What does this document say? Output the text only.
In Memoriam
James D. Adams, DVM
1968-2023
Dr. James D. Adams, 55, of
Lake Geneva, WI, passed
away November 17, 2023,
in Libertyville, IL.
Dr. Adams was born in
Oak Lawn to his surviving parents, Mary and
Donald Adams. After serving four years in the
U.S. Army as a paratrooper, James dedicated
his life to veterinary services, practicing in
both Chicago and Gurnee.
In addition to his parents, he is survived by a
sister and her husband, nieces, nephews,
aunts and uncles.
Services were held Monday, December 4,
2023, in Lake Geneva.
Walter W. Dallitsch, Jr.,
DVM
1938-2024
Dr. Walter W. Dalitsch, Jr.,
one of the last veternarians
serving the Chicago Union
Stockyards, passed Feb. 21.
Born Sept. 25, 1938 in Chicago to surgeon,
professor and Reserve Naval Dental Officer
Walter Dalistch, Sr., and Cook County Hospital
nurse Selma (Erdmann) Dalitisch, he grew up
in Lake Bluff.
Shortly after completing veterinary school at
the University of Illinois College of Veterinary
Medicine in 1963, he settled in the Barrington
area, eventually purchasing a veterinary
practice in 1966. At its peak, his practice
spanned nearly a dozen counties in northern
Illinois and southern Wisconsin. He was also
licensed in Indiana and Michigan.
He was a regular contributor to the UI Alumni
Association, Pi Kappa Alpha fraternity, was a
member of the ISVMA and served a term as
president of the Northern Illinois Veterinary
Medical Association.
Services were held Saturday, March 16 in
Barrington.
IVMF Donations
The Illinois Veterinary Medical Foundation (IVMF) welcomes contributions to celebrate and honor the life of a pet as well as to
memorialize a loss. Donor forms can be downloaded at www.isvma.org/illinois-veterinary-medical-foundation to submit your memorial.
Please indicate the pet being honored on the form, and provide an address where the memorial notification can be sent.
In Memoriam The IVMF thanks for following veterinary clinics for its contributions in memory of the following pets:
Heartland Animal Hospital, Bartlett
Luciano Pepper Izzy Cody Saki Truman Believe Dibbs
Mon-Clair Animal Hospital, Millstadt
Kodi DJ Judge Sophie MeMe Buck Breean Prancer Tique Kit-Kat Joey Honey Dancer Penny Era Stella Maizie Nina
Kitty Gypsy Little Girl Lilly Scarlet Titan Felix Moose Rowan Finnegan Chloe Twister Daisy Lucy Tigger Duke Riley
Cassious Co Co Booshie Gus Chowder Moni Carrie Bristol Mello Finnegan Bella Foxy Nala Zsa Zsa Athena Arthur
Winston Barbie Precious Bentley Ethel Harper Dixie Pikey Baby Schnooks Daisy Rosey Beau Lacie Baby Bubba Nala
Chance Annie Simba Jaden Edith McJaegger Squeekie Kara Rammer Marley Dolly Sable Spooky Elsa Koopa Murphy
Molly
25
==
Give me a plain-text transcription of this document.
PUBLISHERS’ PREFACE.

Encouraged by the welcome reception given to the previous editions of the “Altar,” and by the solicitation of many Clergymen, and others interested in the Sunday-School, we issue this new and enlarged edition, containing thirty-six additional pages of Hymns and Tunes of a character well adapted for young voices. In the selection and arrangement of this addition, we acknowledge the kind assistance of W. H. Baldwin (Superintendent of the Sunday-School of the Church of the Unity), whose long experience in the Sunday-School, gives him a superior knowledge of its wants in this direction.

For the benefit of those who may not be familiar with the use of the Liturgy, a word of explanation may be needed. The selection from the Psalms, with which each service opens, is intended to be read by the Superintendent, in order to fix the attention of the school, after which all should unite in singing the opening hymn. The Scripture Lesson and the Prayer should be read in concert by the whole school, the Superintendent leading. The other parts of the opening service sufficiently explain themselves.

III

### Stated goal:
Your answer should be only the number of lines that hold the word "Daisy".

### Answer to the exercise:
2